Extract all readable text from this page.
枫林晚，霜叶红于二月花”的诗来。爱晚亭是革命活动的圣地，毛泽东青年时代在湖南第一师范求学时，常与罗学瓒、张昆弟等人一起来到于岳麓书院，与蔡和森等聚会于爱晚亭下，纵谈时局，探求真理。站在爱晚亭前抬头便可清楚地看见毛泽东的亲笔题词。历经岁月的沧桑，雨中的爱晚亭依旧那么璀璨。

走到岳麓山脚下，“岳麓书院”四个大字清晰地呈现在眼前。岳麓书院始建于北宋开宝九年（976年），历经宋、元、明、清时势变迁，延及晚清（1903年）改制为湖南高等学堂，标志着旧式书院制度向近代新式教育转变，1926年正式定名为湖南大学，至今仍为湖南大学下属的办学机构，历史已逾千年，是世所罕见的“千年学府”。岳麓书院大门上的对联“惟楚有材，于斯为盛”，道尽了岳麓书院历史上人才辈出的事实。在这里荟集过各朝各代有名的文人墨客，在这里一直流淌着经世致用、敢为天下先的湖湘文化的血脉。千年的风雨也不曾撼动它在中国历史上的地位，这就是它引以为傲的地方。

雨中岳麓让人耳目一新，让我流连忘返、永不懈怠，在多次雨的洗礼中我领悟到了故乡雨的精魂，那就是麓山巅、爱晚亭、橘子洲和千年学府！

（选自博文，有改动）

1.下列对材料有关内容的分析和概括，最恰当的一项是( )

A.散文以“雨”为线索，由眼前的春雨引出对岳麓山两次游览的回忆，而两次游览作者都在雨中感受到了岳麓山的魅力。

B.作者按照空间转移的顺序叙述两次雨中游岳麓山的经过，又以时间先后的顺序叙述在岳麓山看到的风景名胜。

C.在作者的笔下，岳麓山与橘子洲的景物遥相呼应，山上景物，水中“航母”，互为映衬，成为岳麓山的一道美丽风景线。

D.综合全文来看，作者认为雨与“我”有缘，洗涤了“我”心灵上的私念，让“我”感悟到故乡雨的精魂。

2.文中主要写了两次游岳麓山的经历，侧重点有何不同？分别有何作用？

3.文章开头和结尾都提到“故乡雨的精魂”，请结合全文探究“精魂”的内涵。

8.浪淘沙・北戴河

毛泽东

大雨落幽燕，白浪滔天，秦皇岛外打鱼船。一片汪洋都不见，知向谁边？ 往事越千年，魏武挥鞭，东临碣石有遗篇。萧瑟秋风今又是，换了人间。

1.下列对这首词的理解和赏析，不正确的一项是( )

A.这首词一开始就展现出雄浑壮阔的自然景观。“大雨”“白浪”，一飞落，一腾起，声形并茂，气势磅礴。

===============

Prompt: Give a word-for-word copy of the records.

Task response:
Extract all readable text from this page.
枫林晚，霜叶红于二月花”的诗来。爱晚亭是革命活动的圣地，毛泽东青年时代在湖南第一师范求学时，常与罗学瓒、张昆弟等人一起来到于岳麓书院，与蔡和森等聚会于爱晚亭下，纵谈时局，探求真理。站在爱晚亭前抬头便可清楚地看见毛泽东的亲笔题词。历经岁月的沧桑，雨中的爱晚亭依旧那么璀璨。

走到岳麓山脚下，“岳麓书院”四个大字清晰地呈现在眼前。岳麓书院始建于北宋开宝九年（976年），历经宋、元、明、清时势变迁，延及晚清（1903年）改制为湖南高等学堂，标志着旧式书院制度向近代新式教育转变，1926年正式定名为湖南大学，至今仍为湖南大学下属的办学机构，历史已逾千年，是世所罕见的“千年学府”。岳麓书院大门上的对联“惟楚有材，于斯为盛”，道尽了岳麓书院历史上人才辈出的事实。在这里荟集过各朝各代有名的文人墨客，在这里一直流淌着经世致用、敢为天下先的湖湘文化的血脉。千年的风雨也不曾撼动它在中国历史上的地位，这就是它引以为傲的地方。

雨中岳麓让人耳目一新，让我流连忘返、永不懈怠，在多次雨的洗礼中我领悟到了故乡雨的精魂，那就是麓山巅、爱晚亭、橘子洲和千年学府！

（选自博文，有改动）

1.下列对材料有关内容的分析和概括，最恰当的一项是( )

A.散文以“雨”为线索，由眼前的春雨引出对岳麓山两次游览的回忆，而两次游览作者都在雨中感受到了岳麓山的魅力。

B.作者按照空间转移的顺序叙述两次雨中游岳麓山的经过，又以时间先后的顺序叙述在岳麓山看到的风景名胜。

C.在作者的笔下，岳麓山与橘子洲的景物遥相呼应，山上景物，水中“航母”，互为映衬，成为岳麓山的一道美丽风景线。

D.综合全文来看，作者认为雨与“我”有缘，洗涤了“我”心灵上的私念，让“我”感悟到故乡雨的精魂。

2.文中主要写了两次游岳麓山的经历，侧重点有何不同？分别有何作用？

3.文章开头和结尾都提到“故乡雨的精魂”，请结合全文探究“精魂”的内涵。

8.浪淘沙・北戴河

毛泽东

大雨落幽燕，白浪滔天，秦皇岛外打鱼船。一片汪洋都不见，知向谁边？ 往事越千年，魏武挥鞭，东临碣石有遗篇。萧瑟秋风今又是，换了人间。

1.下列对这首词的理解和赏析，不正确的一项是( )

A.这首词一开始就展现出雄浑壮阔的自然景观。“大雨”“白浪”，一飞落，一腾起，声形并茂，气势磅礴。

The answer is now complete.